**WORK TO COMPLETE:** Locate every line that holds the string "JSON" and copy it.

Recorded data
** BEGIN **

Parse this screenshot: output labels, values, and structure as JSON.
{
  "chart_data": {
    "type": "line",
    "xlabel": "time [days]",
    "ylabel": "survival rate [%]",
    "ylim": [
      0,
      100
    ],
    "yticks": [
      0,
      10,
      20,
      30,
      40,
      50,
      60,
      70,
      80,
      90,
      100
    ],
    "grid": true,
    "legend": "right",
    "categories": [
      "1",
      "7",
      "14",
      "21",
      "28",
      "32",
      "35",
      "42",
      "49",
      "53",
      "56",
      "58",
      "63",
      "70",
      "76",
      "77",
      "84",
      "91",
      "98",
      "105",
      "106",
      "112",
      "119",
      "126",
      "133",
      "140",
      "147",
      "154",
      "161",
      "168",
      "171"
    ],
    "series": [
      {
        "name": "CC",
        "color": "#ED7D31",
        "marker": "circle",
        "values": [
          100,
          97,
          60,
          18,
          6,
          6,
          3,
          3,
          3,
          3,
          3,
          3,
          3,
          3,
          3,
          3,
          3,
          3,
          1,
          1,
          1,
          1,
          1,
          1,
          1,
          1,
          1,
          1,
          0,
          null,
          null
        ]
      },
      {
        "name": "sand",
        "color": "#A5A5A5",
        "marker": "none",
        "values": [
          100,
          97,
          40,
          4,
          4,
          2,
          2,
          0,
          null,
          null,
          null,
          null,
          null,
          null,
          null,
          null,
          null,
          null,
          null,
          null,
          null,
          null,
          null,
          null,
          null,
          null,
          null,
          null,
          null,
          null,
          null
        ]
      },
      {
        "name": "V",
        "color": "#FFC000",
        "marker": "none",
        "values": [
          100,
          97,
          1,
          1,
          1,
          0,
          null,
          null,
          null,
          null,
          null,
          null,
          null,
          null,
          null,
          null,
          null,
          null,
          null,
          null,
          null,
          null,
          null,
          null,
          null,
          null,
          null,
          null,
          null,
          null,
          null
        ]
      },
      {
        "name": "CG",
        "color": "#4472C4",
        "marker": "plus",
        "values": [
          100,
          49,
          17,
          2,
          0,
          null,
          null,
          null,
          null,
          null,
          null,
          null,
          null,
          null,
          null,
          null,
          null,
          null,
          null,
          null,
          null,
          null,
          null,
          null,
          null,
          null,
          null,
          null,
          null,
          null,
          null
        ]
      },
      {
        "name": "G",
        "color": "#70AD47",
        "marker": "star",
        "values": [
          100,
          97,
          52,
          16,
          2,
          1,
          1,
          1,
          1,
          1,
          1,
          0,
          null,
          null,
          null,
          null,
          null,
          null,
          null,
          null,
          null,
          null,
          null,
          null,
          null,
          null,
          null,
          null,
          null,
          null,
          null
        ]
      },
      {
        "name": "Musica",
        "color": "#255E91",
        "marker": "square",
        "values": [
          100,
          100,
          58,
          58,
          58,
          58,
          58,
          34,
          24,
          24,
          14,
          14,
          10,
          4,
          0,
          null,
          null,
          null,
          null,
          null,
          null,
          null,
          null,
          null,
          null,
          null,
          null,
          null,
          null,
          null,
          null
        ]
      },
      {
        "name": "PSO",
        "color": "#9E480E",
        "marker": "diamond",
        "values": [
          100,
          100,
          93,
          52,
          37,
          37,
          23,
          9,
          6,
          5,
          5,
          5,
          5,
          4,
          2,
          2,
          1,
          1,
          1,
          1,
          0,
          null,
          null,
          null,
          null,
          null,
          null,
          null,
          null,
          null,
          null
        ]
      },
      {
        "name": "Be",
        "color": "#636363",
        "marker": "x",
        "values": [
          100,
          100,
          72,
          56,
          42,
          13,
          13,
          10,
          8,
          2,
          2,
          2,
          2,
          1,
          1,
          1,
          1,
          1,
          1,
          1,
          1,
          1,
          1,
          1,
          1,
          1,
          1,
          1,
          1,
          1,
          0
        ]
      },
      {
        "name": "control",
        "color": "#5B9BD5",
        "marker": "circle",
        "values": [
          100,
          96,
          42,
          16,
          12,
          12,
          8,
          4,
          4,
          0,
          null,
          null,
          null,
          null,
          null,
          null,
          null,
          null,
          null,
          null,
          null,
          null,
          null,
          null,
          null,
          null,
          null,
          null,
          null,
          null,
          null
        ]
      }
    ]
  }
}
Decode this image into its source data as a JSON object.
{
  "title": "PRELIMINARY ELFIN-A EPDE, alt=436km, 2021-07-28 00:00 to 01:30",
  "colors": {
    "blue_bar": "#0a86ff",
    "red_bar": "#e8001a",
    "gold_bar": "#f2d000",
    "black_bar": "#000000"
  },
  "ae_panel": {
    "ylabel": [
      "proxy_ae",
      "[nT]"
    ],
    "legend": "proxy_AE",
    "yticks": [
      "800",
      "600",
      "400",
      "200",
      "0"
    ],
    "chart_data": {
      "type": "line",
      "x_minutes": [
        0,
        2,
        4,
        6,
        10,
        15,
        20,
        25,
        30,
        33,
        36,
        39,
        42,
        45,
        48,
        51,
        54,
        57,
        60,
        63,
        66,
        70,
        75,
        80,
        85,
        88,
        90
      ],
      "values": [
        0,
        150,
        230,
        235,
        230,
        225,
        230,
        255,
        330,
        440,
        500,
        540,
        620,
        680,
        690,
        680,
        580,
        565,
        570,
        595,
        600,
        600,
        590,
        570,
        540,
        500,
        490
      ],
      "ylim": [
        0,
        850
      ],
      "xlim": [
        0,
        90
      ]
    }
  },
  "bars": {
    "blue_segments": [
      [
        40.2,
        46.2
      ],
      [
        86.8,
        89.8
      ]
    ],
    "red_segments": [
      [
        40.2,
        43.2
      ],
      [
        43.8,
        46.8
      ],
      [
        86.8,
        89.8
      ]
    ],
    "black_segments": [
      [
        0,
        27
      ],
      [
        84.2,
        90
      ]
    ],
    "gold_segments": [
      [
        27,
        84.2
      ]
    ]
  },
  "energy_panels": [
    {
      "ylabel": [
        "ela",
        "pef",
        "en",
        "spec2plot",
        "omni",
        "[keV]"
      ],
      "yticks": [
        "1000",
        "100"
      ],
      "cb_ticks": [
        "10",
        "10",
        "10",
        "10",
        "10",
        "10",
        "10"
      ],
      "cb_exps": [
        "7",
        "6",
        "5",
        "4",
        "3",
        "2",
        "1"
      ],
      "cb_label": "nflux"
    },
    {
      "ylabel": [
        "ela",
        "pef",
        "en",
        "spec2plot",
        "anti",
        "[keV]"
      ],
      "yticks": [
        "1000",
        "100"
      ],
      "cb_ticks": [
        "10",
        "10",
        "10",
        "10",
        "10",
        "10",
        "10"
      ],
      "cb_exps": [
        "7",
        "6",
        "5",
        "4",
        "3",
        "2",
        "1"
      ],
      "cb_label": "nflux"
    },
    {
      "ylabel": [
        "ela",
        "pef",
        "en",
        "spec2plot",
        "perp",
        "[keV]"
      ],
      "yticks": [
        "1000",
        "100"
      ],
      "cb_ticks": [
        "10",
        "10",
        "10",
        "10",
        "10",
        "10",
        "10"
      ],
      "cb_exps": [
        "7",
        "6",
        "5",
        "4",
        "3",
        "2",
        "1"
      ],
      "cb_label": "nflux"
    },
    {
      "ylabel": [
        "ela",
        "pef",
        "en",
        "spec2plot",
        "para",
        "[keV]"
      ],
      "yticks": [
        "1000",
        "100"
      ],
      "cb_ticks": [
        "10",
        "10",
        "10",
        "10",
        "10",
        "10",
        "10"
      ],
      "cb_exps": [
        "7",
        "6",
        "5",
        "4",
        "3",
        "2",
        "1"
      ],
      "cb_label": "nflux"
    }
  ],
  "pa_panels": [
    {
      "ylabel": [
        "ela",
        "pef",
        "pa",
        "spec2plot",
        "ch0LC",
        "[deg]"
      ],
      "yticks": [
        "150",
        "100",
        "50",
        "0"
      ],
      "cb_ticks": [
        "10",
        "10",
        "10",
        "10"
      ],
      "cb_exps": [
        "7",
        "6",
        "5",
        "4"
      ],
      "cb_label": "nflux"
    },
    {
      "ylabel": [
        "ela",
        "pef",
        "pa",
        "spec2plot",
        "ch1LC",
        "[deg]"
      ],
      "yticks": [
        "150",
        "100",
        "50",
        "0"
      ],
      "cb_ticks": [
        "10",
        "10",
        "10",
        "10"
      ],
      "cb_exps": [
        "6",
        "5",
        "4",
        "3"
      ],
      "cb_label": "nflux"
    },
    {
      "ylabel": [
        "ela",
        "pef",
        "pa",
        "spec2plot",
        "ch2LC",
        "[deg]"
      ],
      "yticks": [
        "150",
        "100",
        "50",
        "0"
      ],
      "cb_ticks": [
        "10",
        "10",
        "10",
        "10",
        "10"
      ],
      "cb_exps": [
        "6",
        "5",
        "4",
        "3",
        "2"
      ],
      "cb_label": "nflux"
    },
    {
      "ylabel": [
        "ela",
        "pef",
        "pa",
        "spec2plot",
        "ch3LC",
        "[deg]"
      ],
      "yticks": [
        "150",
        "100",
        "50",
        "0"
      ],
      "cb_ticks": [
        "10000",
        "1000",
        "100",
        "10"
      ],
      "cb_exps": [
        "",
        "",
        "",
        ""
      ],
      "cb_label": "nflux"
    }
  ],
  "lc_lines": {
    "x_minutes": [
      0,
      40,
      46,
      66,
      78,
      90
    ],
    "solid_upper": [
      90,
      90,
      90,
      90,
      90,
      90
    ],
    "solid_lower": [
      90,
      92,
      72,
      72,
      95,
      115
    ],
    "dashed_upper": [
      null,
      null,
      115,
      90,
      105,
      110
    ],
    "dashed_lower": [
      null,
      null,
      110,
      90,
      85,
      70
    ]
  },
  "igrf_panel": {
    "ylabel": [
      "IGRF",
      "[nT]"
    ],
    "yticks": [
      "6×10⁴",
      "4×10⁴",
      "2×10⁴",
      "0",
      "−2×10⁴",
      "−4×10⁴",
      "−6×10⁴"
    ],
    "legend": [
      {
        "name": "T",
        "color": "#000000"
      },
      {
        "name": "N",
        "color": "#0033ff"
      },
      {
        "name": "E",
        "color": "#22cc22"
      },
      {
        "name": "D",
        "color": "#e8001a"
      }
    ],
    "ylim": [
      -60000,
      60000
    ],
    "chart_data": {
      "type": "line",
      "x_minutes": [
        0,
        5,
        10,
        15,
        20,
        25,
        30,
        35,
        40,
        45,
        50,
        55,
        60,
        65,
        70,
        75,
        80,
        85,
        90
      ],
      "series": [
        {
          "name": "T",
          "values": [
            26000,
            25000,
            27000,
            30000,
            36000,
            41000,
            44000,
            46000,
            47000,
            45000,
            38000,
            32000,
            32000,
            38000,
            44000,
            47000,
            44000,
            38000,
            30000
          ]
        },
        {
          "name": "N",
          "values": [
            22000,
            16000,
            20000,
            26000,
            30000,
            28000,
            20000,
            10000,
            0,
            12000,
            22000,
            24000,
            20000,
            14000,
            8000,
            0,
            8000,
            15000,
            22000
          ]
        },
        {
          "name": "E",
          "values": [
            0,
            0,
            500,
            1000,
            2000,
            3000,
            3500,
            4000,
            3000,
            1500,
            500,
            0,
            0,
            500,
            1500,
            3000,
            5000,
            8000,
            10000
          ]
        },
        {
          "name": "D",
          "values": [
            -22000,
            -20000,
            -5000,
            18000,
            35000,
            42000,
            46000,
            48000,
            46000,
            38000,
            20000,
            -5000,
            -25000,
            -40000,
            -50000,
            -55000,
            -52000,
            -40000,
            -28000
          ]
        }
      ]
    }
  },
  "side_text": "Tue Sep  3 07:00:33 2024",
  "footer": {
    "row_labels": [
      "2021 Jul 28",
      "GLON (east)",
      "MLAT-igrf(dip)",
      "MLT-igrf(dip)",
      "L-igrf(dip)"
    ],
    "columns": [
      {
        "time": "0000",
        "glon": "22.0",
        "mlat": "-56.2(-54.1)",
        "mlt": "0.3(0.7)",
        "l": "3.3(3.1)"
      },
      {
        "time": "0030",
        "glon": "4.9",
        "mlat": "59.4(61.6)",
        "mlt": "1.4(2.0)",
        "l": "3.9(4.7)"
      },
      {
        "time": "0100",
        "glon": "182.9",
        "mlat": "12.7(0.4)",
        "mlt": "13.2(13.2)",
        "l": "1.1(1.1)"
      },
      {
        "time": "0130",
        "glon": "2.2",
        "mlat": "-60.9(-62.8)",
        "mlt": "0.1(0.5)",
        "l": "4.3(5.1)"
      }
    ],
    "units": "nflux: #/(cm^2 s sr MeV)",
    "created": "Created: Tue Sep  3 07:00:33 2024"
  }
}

** END **

**SOLVED PROBLEM:**
Parse this screenshot: output labels, values, and structure as JSON.
Decode this image into its source data as a JSON object.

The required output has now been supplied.